Each entry must be given again exactly; images do not belong in the copy.

+--

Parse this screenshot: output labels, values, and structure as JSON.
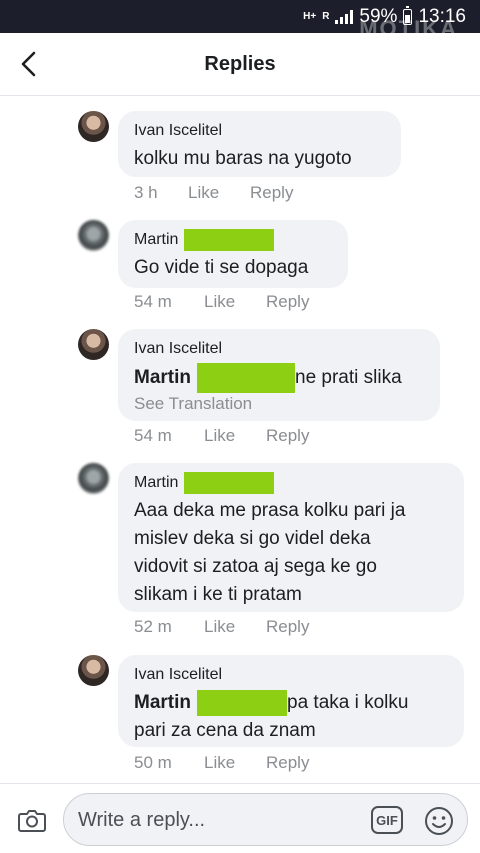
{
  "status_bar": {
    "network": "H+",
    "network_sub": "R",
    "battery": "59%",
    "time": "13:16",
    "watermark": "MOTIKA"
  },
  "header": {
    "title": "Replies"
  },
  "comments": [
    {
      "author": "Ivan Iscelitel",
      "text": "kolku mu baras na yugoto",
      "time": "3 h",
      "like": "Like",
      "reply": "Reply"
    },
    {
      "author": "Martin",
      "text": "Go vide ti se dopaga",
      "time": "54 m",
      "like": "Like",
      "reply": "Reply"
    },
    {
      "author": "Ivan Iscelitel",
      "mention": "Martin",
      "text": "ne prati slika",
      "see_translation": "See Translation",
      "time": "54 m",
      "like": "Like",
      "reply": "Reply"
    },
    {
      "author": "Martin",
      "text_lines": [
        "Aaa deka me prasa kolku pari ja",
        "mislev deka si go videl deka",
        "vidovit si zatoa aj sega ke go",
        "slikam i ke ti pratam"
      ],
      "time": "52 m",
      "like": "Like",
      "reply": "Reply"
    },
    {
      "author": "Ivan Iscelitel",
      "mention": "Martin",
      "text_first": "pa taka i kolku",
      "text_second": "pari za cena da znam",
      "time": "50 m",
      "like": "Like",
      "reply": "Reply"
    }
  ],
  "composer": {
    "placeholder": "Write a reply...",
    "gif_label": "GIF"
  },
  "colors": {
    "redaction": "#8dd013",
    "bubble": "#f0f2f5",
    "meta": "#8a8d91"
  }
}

+--

• **TASK SOLUTION**
Parse this screenshot: output labels, values, and structure as JSON.
{
  "status_bar": {
    "network": "H+",
    "network_sub": "R",
    "battery": "59%",
    "time": "13:16",
    "watermark": "MOTIKA"
  },
  "header": {
    "title": "Replies"
  },
  "comments": [
    {
      "author": "Ivan Iscelitel",
      "text": "kolku mu baras na yugoto",
      "time": "3 h",
      "like": "Like",
      "reply": "Reply"
    },
    {
      "author": "Martin",
      "text": "Go vide ti se dopaga",
      "time": "54 m",
      "like": "Like",
      "reply": "Reply"
    },
    {
      "author": "Ivan Iscelitel",
      "mention": "Martin",
      "text": "ne prati slika",
      "see_translation": "See Translation",
      "time": "54 m",
      "like": "Like",
      "reply": "Reply"
    },
    {
      "author": "Martin",
      "text_lines": [
        "Aaa deka me prasa kolku pari ja",
        "mislev deka si go videl deka",
        "vidovit si zatoa aj sega ke go",
        "slikam i ke ti pratam"
      ],
      "time": "52 m",
      "like": "Like",
      "reply": "Reply"
    },
    {
      "author": "Ivan Iscelitel",
      "mention": "Martin",
      "text_first": "pa taka i kolku",
      "text_second": "pari za cena da znam",
      "time": "50 m",
      "like": "Like",
      "reply": "Reply"
    }
  ],
  "composer": {
    "placeholder": "Write a reply...",
    "gif_label": "GIF"
  },
  "colors": {
    "redaction": "#8dd013",
    "bubble": "#f0f2f5",
    "meta": "#8a8d91"
  }
}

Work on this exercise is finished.